Document text:

* * * * * * *

MindsDB and MLflow¶

MLflow allows you to create, train, and serve machine learning models, apart from other features, such as organizing experiments, tracking metrics, and more.

Here, we present two usage examples of the MLflow.

Simple Example of Logistic Regression¶

Currently, there is no way to train an MLflow-wrapped model using the API. The training of the model takes place outside of MindsDB. The data must be pulled manually, for example, with a script. It is a good idea to use an MLflow run or experiment.

Creating the MLflow Model¶

We start by writing a script that creates and trains the model. After that, the script is saved using one of the saving methods offered by MLflow.

Here, we use the model from this simple tutorial and the mlflow.sklearn.log_model method. Please note that the model must be a scikit-learn model.

Once your model is trained, ensure that it is served and listens for input at a URL of your choice. Please note that your model may run on a different machine than the one where MindsDB runs. Here, we assume the URL to be http://localhost:5000/invocations, as in the tutorial.

Let's run the train.py script that provides us with the <run-id> value for the model.

$ python examples/sklearn_logistic_regression/train.py
Score: 0.666
Model saved in run <run-id>

Now, let's execute the following command from the directory where the model resides, providing the <run-id> value.

$ mlflow models serve --model-uri runs:/<run-id>/model

We're ready to move to MindsDB.

Bringing the MLflow Model to MindsDB¶

We execute the command below to create a predictor in MindsDB based on the created model.

CREATE PREDICTOR mindsdb.byom_mlflow 
PREDICT `1`  -- `1` is the target column name
USING 
    url.predict='http://localhost:5000/invocations', 
    format='mlflow', 
    data_dtype={"0": "integer", "1": "integer"};

Now, you can fetch predictions using the standard MindsDB syntax. Follow the guide on the SELECT statement to learn more.

SELECT `1`
FROM byom_mlflow
WHERE `0`=2;

Advanced Example of Keras NLP Model¶

Before we start, download the natural language processing (NLP) dataset from Kaggle to reproduce the steps of this example.

Here, we look at the best practices when your model needs custom data preprocessing, which is quite common.

We use the mlflow.pyfunc module to complete the following:

Save the model using mlflow.pyfunc.save_model.
Subclass mlflow.pyfunc.PythonModel to wrap the model in a way compatible with MLflow that enables our custom inference logic to be called.

Creating the MLflow Model¶

In the script that trains the model, like this one or that one, there should be a call to the mlflow.pyfunc.save_model function at the end. It is to save every produced artifact.

mlflow.pyfunc.save_model(
    path="nlp_kaggle",
    python_model=Model(),
    conda_env=conda_env,
    artifacts=artifacts
)

* * * * * * *

Information shown:
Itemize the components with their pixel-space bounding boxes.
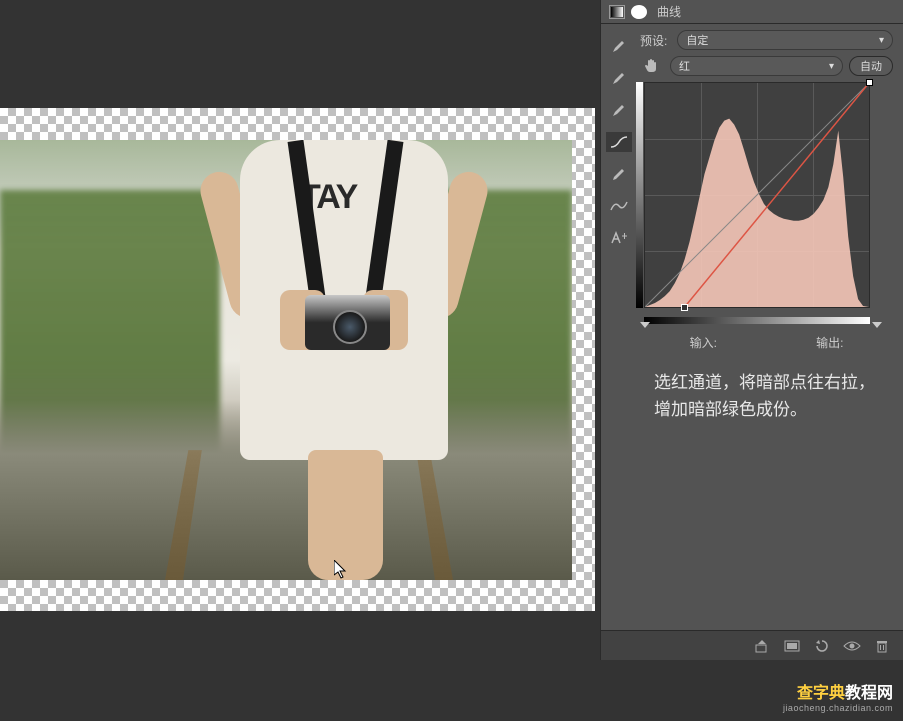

* * * * * * *

Requirements:
**A)** Please return the passage of the MindsDB and MLflow guide between "Simple Example of" and "run or experiment.", inclusive, copied word for word.
**B)** Write the next part of the MindsDB and MLflow guide, picking up right after its final line.
The data that accompanies this page isn't needed for what follows.

Exercise answers:
**A)**
Simple Example of Logistic Regression¶

Currently, there is no way to train an MLflow-wrapped model using the API. The training of the model takes place outside of MindsDB. The data must be pulled manually, for example, with a script. It is a good idea to use an MLflow run or experiment.

**B)**
Here, artifacts is a dictionary storing all the expected output after running the training phase. In this case, we want both a model and a tokenizer to preprocess the input text. And conda_env specifies the environment in which your model is executed when it is served in a self-contained conda environment. It should include all the required packages and dependencies, like below:

# these are accessible inside the Model() wrapper
artifacts = {
    'model': model_path,
    'tokenizer_path': tokenizer_path,
}

# specs for an environment that is created when serving the model
conda_env = {
    'name': 'nlp_keras_env',
    'channels': ['defaults'],
    'dependencies': [
        'python=3.8',
        'pip',
        {
            'pip': [
                'mlflow',
                'tensorflow',
                'cloudpickle',
                'nltk',
                'pandas',
                'numpy',
                'scikit-learn',
                'tqdm',
            ],
        },
    ],
}

Finally, to store the model, you need to provide the wrapper class that loads all the produced artifacts into an accessible "context" and implements all the required inference logic.

class Model(mlflow.pyfunc.PythonModel):
    def load_context(self, context):
        # we use paths in the context to load everything
        self.model_path = context.artifacts['model']
        self.model = load_model(self.model_path)
        with open(context.artifacts['tokenizer_path'], 'rb') as f:
            self.tokenizer = pickle.load(f)

    def predict(self, context, model_input):
        # preprocess input, tokenize, pad, and call the model
        df = preprocess_df(model_input)
        corpus = create_corpus(df)
        sequences = self.tokenizer.texts_to_sequences(corpus)
        tweet_pad = pad_sequences(sequences, 
                                  maxlen=MAX_LEN, 
                                  truncating='post', 
                                  padding='post')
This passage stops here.